# start of SELECTED EXCERPT

Very Low Earth Orbit (VLEO)

Website: https://cislunarspace.cn

Definition

Very Low Earth Orbit (VLEO) refers to Earth orbits at altitudes below 450 km, lower than traditional Low Earth Orbit (LEO, typically ranging from approximately 200 to 2000 km). VLEO generally denotes orbits in the 150--450 km altitude range and is an emerging orbital region that has attracted increasing attention in recent years with advances in satellite technology.

Orbital Altitude Range

Orbit TypeAltitude RangeTypical Applications
Very Low Earth Orbit (VLEO)150--450 kmHigh-resolution observation, scientific experiments
Low Earth Orbit (LEO)200--2000 kmCommunication satellites, space stations, Earth observation
Medium Earth Orbit (MEO)2000--35786 kmNavigation satellites (GPS, BDS)
Geostationary Orbit (GEO)35786 kmCommunication satellites, weather satellites

Advantages of VLEO

High-Resolution Observation

  • Distance advantage: Low orbital altitude significantly improves observation resolution
  • Cost advantage: Smaller, lighter payloads can achieve equivalent performance
  • Coverage advantage: Shorter revisit times for specific regions

Low Communication Latency

  • Signal latency: VLEO round-trip signal latency is approximately 3--6 ms, far lower than GEO's approximately 600 ms
  • Suitable for low-latency applications: Financial transactions, real-time communications, etc.

# end of SELECTED EXCERPT
# start of RECORDED INFORMATION

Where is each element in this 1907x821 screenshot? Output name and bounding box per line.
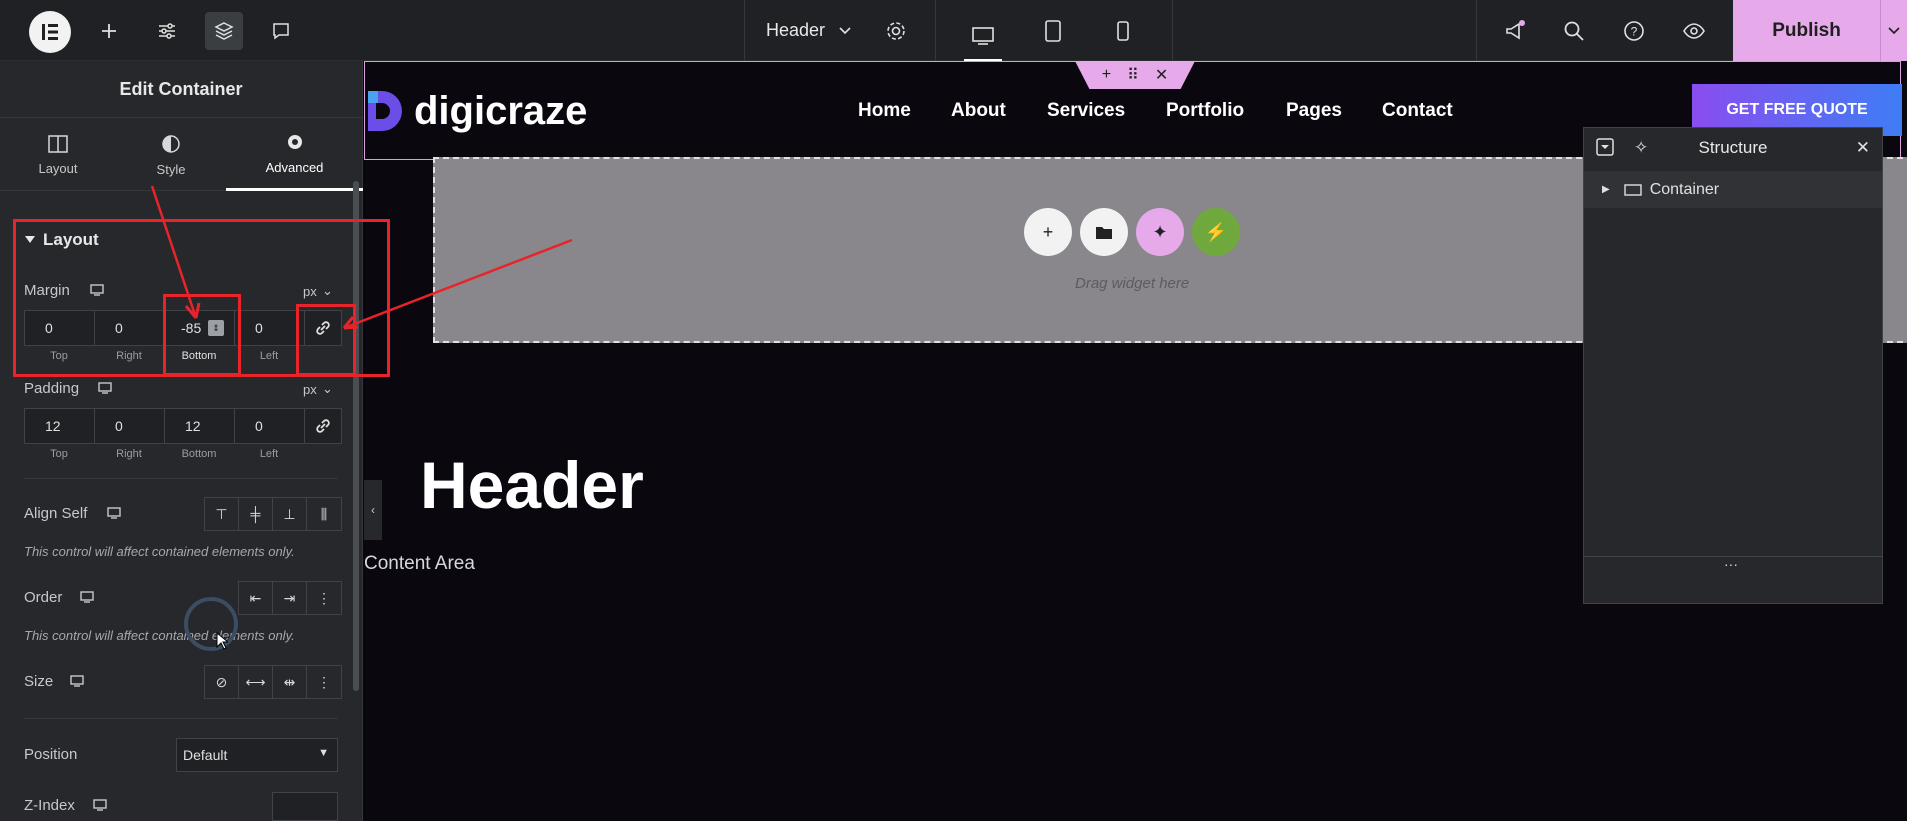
annotation-arrows bbox=[150, 185, 573, 330]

# end of RECORDED INFORMATION

◆ **EXERCISE DESCRIPTION**
Rewrite the page on Very Low Earth Orbit from "Very Low Earth Orbit (VLEO) refers" up to and including "satellites (GPS, BDS)", swapping "emerging" for "developing".

◆ **WRITTEN SOLUTION**
Very Low Earth Orbit (VLEO) refers to Earth orbits at altitudes below 450 km, lower than traditional Low Earth Orbit (LEO, typically ranging from approximately 200 to 2000 km). VLEO generally denotes orbits in the 150--450 km altitude range and is an developing orbital region that has attracted increasing attention in recent years with advances in satellite technology.

Orbital Altitude Range

Orbit TypeAltitude RangeTypical Applications
Very Low Earth Orbit (VLEO)150--450 kmHigh-resolution observation, scientific experiments
Low Earth Orbit (LEO)200--2000 kmCommunication satellites, space stations, Earth observation
Medium Earth Orbit (MEO)2000--35786 kmNavigation satellites (GPS, BDS)